### Exercise requirements
Answer with a single number: the count of lines that hold "Необходимо".

"""

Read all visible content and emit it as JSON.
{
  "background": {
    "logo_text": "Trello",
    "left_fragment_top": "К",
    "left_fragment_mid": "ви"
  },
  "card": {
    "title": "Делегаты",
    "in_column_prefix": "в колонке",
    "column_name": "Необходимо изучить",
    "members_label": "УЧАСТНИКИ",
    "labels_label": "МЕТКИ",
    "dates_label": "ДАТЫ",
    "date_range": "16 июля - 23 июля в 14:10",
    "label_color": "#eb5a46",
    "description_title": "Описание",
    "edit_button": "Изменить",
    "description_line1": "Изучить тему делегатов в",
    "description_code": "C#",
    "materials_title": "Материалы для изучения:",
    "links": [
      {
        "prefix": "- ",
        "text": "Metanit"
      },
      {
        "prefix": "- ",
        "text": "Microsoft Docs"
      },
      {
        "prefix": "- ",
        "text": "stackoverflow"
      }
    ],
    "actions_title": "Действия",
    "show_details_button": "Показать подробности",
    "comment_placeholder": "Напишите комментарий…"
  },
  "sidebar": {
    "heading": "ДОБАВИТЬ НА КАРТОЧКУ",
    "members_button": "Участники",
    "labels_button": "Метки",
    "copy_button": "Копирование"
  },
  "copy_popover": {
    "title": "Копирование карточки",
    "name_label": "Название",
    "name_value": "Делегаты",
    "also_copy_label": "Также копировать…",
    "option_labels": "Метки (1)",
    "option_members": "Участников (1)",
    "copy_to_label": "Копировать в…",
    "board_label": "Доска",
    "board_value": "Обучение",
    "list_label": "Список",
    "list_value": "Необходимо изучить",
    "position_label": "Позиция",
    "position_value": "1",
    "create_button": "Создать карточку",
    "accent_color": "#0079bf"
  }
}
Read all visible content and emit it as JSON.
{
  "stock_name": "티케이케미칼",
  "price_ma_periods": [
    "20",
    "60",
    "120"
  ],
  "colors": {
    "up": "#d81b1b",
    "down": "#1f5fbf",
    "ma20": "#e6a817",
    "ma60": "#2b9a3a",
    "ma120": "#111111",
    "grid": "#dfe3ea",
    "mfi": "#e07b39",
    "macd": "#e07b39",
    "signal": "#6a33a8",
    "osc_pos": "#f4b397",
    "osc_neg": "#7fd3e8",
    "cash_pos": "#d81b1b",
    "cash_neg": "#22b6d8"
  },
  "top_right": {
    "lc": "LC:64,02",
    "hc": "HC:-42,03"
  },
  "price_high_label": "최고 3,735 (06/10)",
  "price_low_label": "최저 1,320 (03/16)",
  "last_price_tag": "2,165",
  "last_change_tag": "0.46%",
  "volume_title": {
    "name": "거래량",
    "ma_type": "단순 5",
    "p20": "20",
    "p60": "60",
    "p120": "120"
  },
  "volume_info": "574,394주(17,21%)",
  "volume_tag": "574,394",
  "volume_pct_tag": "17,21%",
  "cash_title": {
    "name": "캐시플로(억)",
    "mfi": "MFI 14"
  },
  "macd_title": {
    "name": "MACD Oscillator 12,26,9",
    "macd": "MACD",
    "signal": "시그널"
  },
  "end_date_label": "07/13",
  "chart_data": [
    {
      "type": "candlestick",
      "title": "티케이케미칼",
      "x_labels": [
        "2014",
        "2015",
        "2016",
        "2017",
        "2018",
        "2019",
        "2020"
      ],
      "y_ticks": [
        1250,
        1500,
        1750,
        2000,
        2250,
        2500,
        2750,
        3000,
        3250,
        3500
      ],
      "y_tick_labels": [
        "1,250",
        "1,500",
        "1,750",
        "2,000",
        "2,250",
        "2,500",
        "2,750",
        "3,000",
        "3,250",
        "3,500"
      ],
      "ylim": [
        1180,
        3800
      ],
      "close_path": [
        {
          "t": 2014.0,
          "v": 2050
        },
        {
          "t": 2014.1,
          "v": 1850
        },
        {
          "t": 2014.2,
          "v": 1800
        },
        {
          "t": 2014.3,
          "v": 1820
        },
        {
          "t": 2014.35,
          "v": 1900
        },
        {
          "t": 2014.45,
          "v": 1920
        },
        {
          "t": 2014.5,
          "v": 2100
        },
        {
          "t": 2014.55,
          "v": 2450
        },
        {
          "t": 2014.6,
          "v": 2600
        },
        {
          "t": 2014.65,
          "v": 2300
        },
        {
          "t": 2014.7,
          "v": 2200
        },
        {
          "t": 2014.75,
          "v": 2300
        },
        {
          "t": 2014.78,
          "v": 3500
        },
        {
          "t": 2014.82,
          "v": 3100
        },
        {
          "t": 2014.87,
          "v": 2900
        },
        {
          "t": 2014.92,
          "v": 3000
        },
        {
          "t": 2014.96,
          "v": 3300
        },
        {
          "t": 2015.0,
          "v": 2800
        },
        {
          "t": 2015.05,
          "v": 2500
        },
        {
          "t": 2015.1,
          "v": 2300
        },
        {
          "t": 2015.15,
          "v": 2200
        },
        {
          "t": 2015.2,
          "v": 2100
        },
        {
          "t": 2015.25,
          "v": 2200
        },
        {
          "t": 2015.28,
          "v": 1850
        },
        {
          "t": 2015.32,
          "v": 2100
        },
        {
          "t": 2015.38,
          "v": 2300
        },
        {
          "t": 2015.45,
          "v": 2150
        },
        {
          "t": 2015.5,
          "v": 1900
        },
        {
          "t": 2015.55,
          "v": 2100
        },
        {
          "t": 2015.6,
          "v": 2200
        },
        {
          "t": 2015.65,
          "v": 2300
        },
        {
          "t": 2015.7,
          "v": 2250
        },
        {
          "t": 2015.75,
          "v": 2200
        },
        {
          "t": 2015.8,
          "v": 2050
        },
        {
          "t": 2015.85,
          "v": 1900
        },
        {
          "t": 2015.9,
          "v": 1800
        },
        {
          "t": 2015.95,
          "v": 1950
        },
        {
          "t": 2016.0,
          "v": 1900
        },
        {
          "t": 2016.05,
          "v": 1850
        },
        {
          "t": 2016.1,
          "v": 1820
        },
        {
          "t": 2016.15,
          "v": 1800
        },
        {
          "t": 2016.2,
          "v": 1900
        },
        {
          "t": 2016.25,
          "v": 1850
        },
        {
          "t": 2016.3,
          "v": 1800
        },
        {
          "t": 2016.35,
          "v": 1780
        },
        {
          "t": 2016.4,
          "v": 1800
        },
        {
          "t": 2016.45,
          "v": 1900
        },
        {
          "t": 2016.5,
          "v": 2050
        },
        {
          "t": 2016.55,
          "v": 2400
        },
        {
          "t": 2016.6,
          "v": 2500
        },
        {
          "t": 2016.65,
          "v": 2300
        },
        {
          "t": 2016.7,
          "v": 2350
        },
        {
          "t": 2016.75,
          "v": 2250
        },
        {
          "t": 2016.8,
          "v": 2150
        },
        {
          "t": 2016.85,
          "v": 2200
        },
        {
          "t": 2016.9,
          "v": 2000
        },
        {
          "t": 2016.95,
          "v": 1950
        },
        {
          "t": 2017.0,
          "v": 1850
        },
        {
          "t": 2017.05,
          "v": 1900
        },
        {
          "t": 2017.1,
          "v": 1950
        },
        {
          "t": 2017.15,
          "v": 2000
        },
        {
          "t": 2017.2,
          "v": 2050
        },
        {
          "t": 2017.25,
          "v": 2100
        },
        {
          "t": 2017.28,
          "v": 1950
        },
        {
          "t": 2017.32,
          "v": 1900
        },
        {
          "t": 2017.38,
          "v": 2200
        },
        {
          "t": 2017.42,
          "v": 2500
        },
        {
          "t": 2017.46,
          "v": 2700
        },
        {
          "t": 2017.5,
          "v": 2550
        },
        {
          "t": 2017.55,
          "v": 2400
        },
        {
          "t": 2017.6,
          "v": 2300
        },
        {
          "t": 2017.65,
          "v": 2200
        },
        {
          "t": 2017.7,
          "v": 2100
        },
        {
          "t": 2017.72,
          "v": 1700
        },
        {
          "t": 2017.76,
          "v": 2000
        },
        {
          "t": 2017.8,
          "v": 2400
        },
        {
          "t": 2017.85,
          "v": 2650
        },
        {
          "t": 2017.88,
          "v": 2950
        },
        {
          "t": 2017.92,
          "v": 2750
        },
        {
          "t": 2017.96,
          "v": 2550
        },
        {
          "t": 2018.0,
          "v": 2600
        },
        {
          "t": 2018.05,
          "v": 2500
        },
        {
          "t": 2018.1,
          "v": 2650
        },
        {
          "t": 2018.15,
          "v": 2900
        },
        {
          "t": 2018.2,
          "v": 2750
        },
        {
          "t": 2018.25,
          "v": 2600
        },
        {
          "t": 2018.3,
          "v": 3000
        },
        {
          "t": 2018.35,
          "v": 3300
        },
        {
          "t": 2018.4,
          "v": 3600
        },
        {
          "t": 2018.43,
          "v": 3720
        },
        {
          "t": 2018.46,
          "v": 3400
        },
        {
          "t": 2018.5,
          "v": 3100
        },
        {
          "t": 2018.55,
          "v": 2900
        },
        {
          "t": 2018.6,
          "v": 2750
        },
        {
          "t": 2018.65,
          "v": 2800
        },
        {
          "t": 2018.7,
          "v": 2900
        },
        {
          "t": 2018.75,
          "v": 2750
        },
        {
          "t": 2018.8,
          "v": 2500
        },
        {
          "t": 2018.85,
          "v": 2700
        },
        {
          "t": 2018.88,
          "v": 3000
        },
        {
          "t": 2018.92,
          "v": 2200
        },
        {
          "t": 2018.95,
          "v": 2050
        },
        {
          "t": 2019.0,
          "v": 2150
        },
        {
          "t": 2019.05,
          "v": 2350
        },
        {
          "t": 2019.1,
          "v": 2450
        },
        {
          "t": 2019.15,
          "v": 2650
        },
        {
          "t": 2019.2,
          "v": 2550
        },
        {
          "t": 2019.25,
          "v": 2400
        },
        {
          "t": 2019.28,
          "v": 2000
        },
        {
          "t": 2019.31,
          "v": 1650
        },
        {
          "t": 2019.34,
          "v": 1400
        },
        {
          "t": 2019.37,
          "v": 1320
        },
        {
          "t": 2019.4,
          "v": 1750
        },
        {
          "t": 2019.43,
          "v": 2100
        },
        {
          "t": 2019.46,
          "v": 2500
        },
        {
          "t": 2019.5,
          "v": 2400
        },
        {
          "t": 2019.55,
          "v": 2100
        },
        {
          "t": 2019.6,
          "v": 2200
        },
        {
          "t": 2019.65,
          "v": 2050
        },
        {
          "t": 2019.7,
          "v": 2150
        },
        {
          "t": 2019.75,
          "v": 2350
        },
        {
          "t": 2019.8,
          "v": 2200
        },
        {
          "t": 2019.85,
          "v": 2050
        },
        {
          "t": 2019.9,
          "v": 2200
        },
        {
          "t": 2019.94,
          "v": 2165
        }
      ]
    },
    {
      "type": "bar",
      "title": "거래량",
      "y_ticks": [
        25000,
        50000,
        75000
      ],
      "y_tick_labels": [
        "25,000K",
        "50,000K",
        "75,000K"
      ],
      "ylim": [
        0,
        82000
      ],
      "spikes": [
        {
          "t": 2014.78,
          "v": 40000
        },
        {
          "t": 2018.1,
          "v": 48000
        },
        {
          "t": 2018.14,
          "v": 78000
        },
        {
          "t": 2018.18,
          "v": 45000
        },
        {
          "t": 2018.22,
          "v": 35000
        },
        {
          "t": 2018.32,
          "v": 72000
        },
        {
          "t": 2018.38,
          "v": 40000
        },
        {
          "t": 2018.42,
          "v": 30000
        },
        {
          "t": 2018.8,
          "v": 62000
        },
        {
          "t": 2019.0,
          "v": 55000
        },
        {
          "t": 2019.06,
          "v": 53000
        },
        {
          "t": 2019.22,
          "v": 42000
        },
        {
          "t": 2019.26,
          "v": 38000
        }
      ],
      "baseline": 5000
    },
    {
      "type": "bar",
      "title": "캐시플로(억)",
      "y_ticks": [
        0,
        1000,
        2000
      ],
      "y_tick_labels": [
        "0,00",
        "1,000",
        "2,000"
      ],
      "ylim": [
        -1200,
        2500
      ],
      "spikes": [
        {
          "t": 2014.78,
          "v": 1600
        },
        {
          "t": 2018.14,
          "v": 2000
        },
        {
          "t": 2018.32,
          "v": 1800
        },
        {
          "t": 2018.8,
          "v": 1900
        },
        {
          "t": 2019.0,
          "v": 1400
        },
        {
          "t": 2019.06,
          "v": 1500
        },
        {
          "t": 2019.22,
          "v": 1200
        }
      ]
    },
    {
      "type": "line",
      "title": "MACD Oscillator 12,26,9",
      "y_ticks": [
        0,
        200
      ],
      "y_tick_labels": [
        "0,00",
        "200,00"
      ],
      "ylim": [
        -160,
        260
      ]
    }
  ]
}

"""

### Result below
2